**SET EXERCISE**
Return every line of the records below verbatim, with no pictures in the copy.

**SOURCE RECORDS**
☆ ☆ ☆

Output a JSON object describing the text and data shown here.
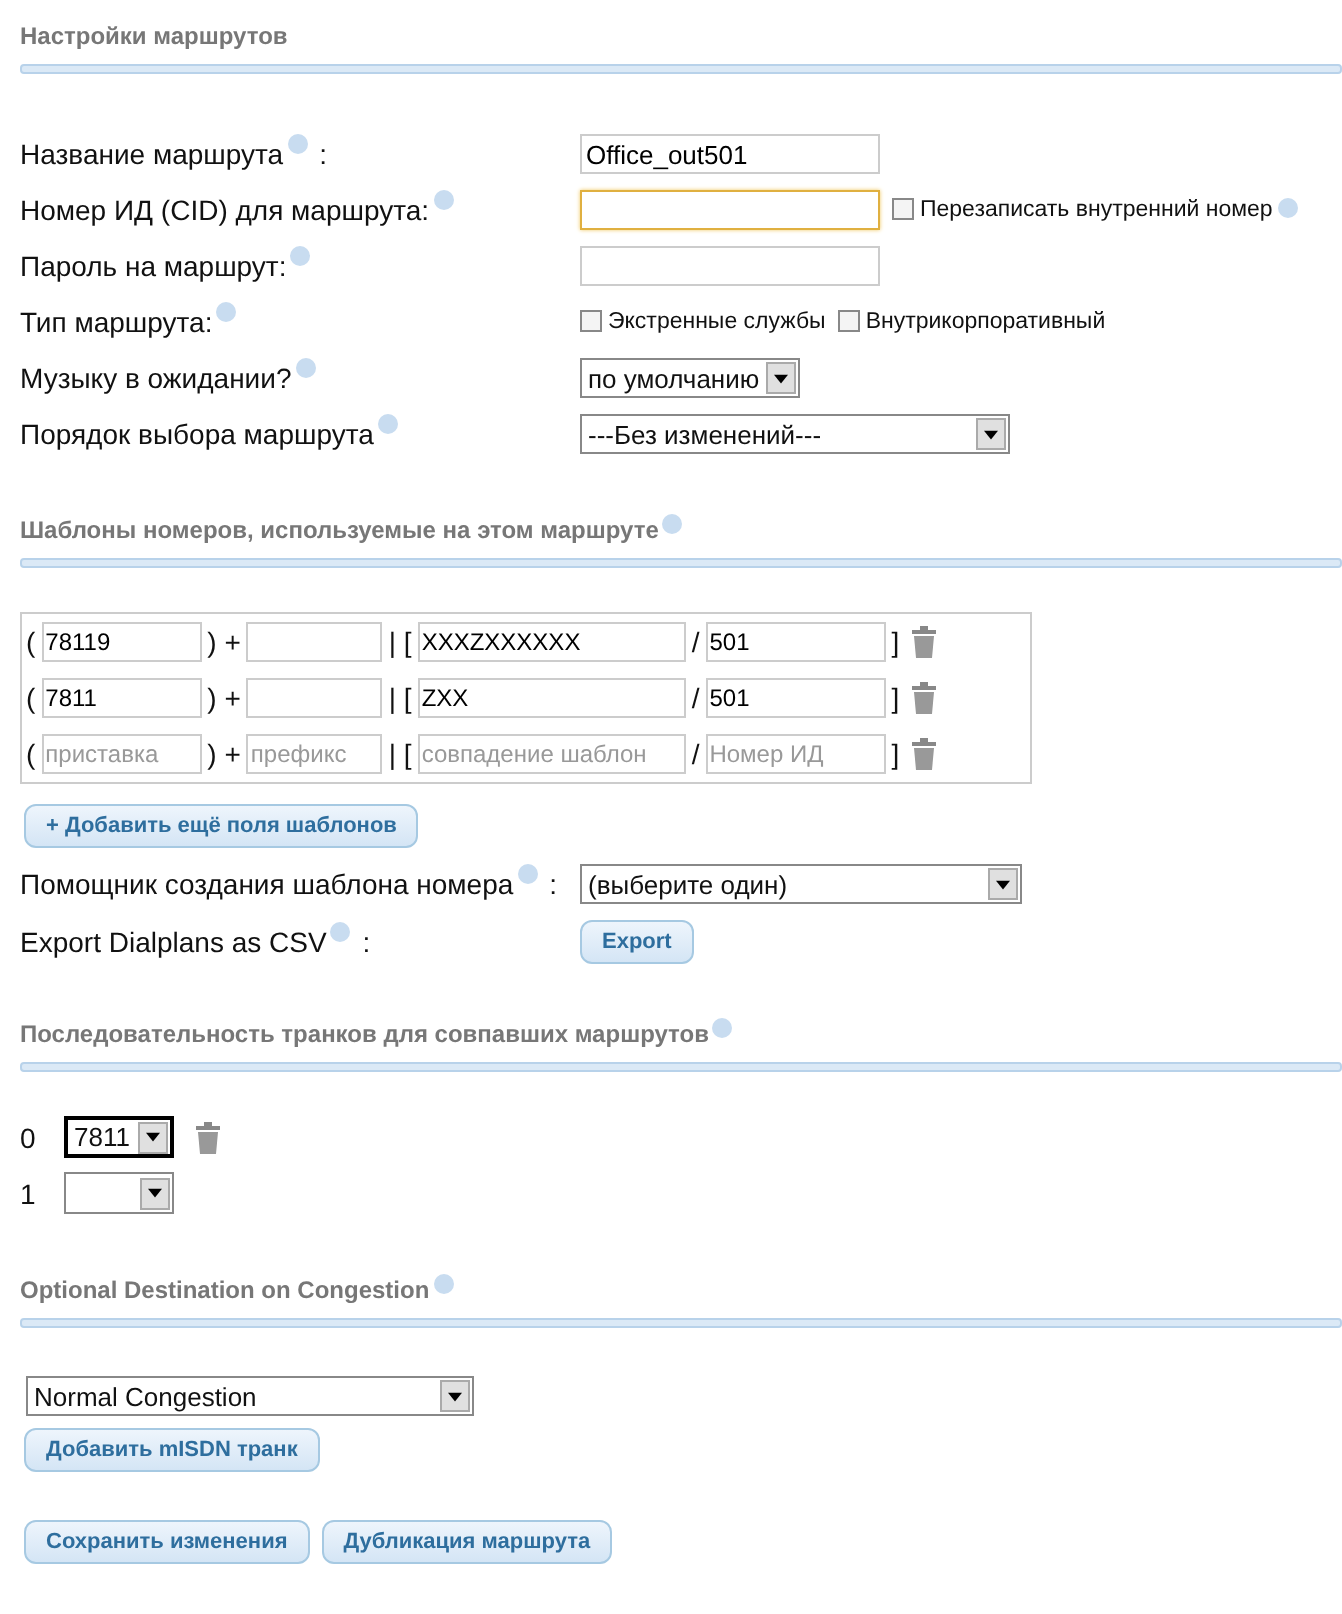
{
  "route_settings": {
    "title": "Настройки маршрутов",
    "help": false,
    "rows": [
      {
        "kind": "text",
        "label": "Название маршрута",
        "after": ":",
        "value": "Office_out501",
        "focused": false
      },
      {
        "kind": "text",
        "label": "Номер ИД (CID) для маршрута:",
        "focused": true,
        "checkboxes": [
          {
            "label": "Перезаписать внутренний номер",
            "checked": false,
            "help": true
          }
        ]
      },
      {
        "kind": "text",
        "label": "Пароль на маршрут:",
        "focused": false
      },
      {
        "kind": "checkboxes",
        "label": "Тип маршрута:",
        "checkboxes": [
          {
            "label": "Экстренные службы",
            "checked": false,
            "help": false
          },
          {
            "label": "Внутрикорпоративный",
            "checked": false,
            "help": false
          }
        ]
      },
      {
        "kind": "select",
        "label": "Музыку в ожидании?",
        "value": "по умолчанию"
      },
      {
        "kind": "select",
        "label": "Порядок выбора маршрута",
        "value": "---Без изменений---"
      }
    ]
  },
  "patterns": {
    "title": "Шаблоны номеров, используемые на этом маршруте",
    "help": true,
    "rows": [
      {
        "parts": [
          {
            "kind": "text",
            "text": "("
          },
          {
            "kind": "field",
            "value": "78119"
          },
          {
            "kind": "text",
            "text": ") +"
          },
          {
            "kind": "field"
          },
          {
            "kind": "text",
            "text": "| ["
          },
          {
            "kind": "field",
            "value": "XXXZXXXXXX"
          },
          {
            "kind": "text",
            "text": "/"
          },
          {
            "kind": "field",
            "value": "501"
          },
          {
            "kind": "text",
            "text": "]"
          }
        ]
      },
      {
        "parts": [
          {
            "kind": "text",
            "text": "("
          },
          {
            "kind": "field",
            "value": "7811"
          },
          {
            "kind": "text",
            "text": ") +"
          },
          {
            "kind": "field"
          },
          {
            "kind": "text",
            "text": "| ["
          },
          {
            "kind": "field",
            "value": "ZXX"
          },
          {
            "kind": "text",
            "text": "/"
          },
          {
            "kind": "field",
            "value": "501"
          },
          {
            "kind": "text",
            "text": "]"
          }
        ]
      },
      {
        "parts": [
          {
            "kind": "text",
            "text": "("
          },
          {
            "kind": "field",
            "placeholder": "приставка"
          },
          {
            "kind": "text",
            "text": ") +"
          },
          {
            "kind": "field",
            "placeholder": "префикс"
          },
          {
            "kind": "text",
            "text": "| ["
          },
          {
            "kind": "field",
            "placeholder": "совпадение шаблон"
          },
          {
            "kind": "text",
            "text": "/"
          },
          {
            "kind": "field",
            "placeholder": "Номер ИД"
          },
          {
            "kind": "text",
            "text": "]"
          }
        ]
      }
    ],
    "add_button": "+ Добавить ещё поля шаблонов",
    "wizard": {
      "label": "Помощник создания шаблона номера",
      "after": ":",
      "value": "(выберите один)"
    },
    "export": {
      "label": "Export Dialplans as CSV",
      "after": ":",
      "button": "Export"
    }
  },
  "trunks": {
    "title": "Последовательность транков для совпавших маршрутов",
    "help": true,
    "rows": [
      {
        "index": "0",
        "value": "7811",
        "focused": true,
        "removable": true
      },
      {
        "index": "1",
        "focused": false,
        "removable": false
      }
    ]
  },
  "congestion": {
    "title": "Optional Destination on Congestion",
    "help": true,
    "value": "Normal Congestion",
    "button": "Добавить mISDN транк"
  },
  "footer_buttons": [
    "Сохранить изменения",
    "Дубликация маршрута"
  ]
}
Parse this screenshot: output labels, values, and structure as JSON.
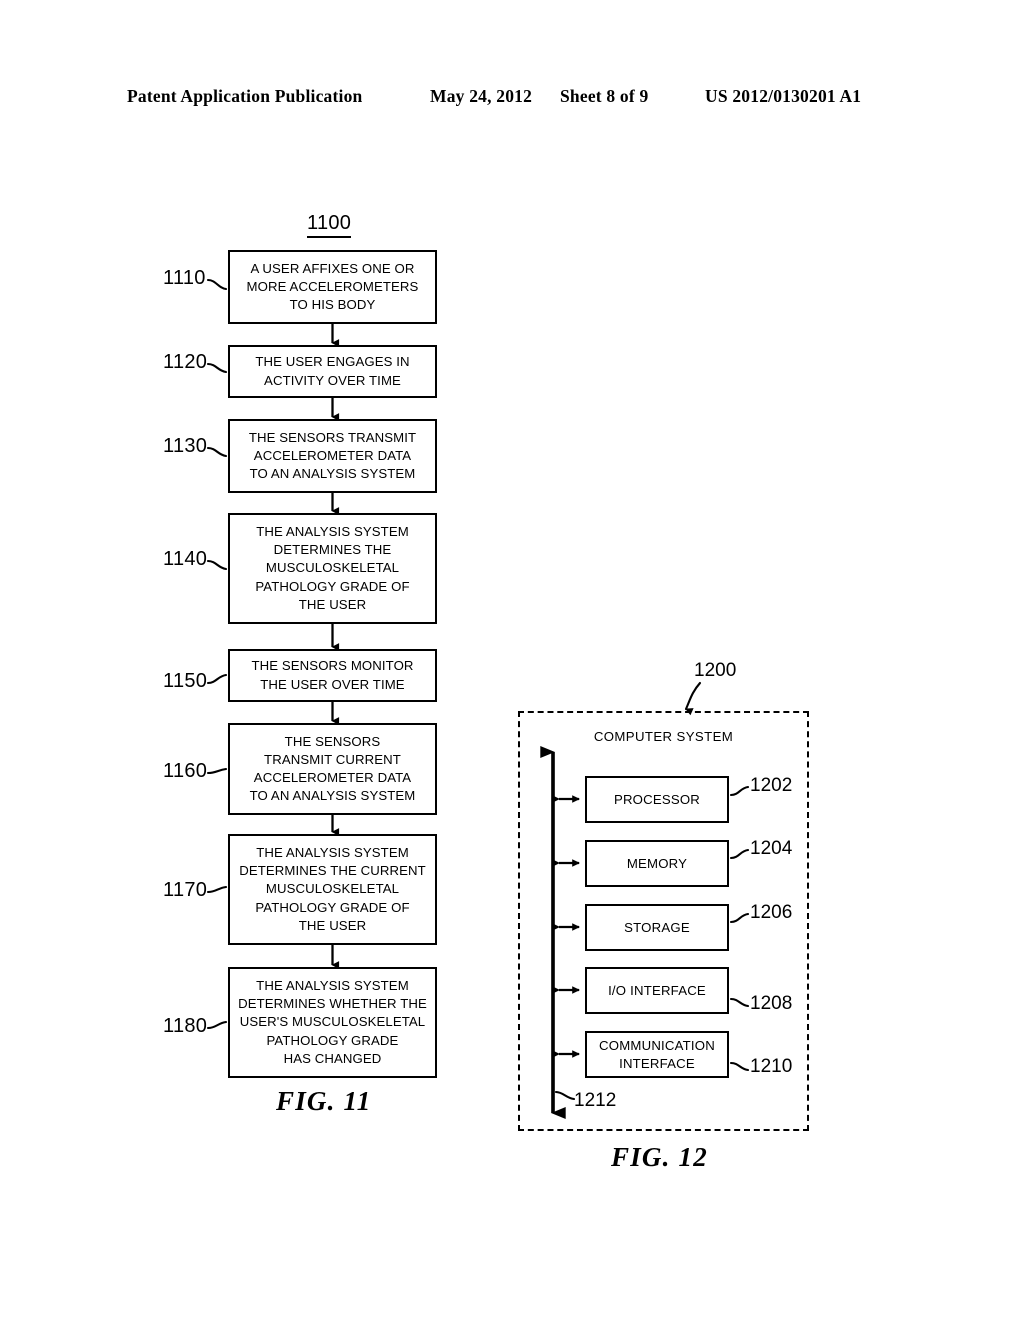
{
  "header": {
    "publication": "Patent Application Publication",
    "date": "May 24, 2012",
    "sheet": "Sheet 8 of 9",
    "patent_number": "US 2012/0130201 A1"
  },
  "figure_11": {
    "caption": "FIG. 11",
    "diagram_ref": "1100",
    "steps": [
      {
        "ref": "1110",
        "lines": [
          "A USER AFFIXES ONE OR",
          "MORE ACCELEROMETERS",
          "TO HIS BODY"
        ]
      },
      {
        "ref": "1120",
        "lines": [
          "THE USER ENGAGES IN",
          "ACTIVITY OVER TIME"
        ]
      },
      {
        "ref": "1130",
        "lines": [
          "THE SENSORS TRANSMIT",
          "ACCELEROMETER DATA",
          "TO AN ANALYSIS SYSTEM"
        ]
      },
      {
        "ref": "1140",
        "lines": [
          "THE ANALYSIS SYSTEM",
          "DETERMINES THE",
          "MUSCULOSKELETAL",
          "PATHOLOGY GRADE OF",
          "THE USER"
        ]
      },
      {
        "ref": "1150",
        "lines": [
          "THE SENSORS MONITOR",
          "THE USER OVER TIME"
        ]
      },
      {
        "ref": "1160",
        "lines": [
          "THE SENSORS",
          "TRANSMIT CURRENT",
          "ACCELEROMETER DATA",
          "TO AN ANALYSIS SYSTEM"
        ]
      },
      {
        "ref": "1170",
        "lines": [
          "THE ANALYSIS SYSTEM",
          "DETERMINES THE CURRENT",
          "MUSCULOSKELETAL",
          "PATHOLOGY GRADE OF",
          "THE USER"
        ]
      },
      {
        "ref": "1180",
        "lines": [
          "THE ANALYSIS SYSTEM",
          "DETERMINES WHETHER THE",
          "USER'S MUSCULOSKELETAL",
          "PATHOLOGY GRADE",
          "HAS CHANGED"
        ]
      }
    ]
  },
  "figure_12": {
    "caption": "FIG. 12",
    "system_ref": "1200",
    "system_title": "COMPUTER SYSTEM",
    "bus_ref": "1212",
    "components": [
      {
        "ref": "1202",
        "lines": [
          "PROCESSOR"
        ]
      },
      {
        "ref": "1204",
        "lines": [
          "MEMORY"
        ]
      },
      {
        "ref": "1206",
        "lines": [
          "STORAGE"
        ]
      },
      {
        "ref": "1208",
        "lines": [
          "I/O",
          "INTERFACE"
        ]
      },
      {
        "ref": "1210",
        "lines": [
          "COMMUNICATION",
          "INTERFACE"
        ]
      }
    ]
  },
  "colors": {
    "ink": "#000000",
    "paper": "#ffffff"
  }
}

☆ ☆ ☆

**COMPLETE OUTPUT**
Output a JSON object describing the text and data shown here.
{
  "route_settings": {
    "title": "Настройки маршрутов",
    "help": false,
    "rows": [
      {
        "kind": "text",
        "label": "Название маршрута",
        "after": ":",
        "value": "Office_out501",
        "focused": false
      },
      {
        "kind": "text",
        "label": "Номер ИД (CID) для маршрута:",
        "focused": true,
        "checkboxes": [
          {
            "label": "Перезаписать внутренний номер",
            "checked": false,
            "help": true
          }
        ]
      },
      {
        "kind": "text",
        "label": "Пароль на маршрут:",
        "focused": false
      },
      {
        "kind": "checkboxes",
        "label": "Тип маршрута:",
        "checkboxes": [
          {
            "label": "Экстренные службы",
            "checked": false,
            "help": false
          },
          {
            "label": "Внутрикорпоративный",
            "checked": false,
            "help": false
          }
        ]
      },
      {
        "kind": "select",
        "label": "Музыку в ожидании?",
        "value": "по умолчанию"
      },
      {
        "kind": "select",
        "label": "Порядок выбора маршрута",
        "value": "---Без изменений---"
      }
    ]
  },
  "patterns": {
    "title": "Шаблоны номеров, используемые на этом маршруте",
    "help": true,
    "rows": [
      {
        "parts": [
          {
            "kind": "text",
            "text": "("
          },
          {
            "kind": "field",
            "value": "78119"
          },
          {
            "kind": "text",
            "text": ") +"
          },
          {
            "kind": "field"
          },
          {
            "kind": "text",
            "text": "| ["
          },
          {
            "kind": "field",
            "value": "XXXZXXXXXX"
          },
          {
            "kind": "text",
            "text": "/"
          },
          {
            "kind": "field",
            "value": "501"
          },
          {
            "kind": "text",
            "text": "]"
          }
        ]
      },
      {
        "parts": [
          {
            "kind": "text",
            "text": "("
          },
          {
            "kind": "field",
            "value": "7811"
          },
          {
            "kind": "text",
            "text": ") +"
          },
          {
            "kind": "field"
          },
          {
            "kind": "text",
            "text": "| ["
          },
          {
            "kind": "field",
            "value": "ZXX"
          },
          {
            "kind": "text",
            "text": "/"
          },
          {
            "kind": "field",
            "value": "501"
          },
          {
            "kind": "text",
            "text": "]"
          }
        ]
      },
      {
        "parts": [
          {
            "kind": "text",
            "text": "("
          },
          {
            "kind": "field",
            "placeholder": "приставка"
          },
          {
            "kind": "text",
            "text": ") +"
          },
          {
            "kind": "field",
            "placeholder": "префикс"
          },
          {
            "kind": "text",
            "text": "| ["
          },
          {
            "kind": "field",
            "placeholder": "совпадение шаблон"
          },
          {
            "kind": "text",
            "text": "/"
          },
          {
            "kind": "field",
            "placeholder": "Номер ИД"
          },
          {
            "kind": "text",
            "text": "]"
          }
        ]
      }
    ],
    "add_button": "+ Добавить ещё поля шаблонов",
    "wizard": {
      "label": "Помощник создания шаблона номера",
      "after": ":",
      "value": "(выберите один)"
    },
    "export": {
      "label": "Export Dialplans as CSV",
      "after": ":",
      "button": "Export"
    }
  },
  "trunks": {
    "title": "Последовательность транков для совпавших маршрутов",
    "help": true,
    "rows": [
      {
        "index": "0",
        "value": "7811",
        "focused": true,
        "removable": true
      },
      {
        "index": "1",
        "focused": false,
        "removable": false
      }
    ]
  },
  "congestion": {
    "title": "Optional Destination on Congestion",
    "help": true,
    "value": "Normal Congestion",
    "button": "Добавить mISDN транк"
  },
  "footer_buttons": [
    "Сохранить изменения",
    "Дубликация маршрута"
  ]
}
Parse this screenshot: output labels, values, and structure as JSON.
{
  "header": {
    "publication": "Patent Application Publication",
    "date": "May 24, 2012",
    "sheet": "Sheet 8 of 9",
    "patent_number": "US 2012/0130201 A1"
  },
  "figure_11": {
    "caption": "FIG. 11",
    "diagram_ref": "1100",
    "steps": [
      {
        "ref": "1110",
        "lines": [
          "A USER AFFIXES ONE OR",
          "MORE ACCELEROMETERS",
          "TO HIS BODY"
        ]
      },
      {
        "ref": "1120",
        "lines": [
          "THE USER ENGAGES IN",
          "ACTIVITY OVER TIME"
        ]
      },
      {
        "ref": "1130",
        "lines": [
          "THE SENSORS TRANSMIT",
          "ACCELEROMETER DATA",
          "TO AN ANALYSIS SYSTEM"
        ]
      },
      {
        "ref": "1140",
        "lines": [
          "THE ANALYSIS SYSTEM",
          "DETERMINES THE",
          "MUSCULOSKELETAL",
          "PATHOLOGY GRADE OF",
          "THE USER"
        ]
      },
      {
        "ref": "1150",
        "lines": [
          "THE SENSORS MONITOR",
          "THE USER OVER TIME"
        ]
      },
      {
        "ref": "1160",
        "lines": [
          "THE SENSORS",
          "TRANSMIT CURRENT",
          "ACCELEROMETER DATA",
          "TO AN ANALYSIS SYSTEM"
        ]
      },
      {
        "ref": "1170",
        "lines": [
          "THE ANALYSIS SYSTEM",
          "DETERMINES THE CURRENT",
          "MUSCULOSKELETAL",
          "PATHOLOGY GRADE OF",
          "THE USER"
        ]
      },
      {
        "ref": "1180",
        "lines": [
          "THE ANALYSIS SYSTEM",
          "DETERMINES WHETHER THE",
          "USER'S MUSCULOSKELETAL",
          "PATHOLOGY GRADE",
          "HAS CHANGED"
        ]
      }
    ]
  },
  "figure_12": {
    "caption": "FIG. 12",
    "system_ref": "1200",
    "system_title": "COMPUTER SYSTEM",
    "bus_ref": "1212",
    "components": [
      {
        "ref": "1202",
        "lines": [
          "PROCESSOR"
        ]
      },
      {
        "ref": "1204",
        "lines": [
          "MEMORY"
        ]
      },
      {
        "ref": "1206",
        "lines": [
          "STORAGE"
        ]
      },
      {
        "ref": "1208",
        "lines": [
          "I/O",
          "INTERFACE"
        ]
      },
      {
        "ref": "1210",
        "lines": [
          "COMMUNICATION",
          "INTERFACE"
        ]
      }
    ]
  },
  "colors": {
    "ink": "#000000",
    "paper": "#ffffff"
  }
}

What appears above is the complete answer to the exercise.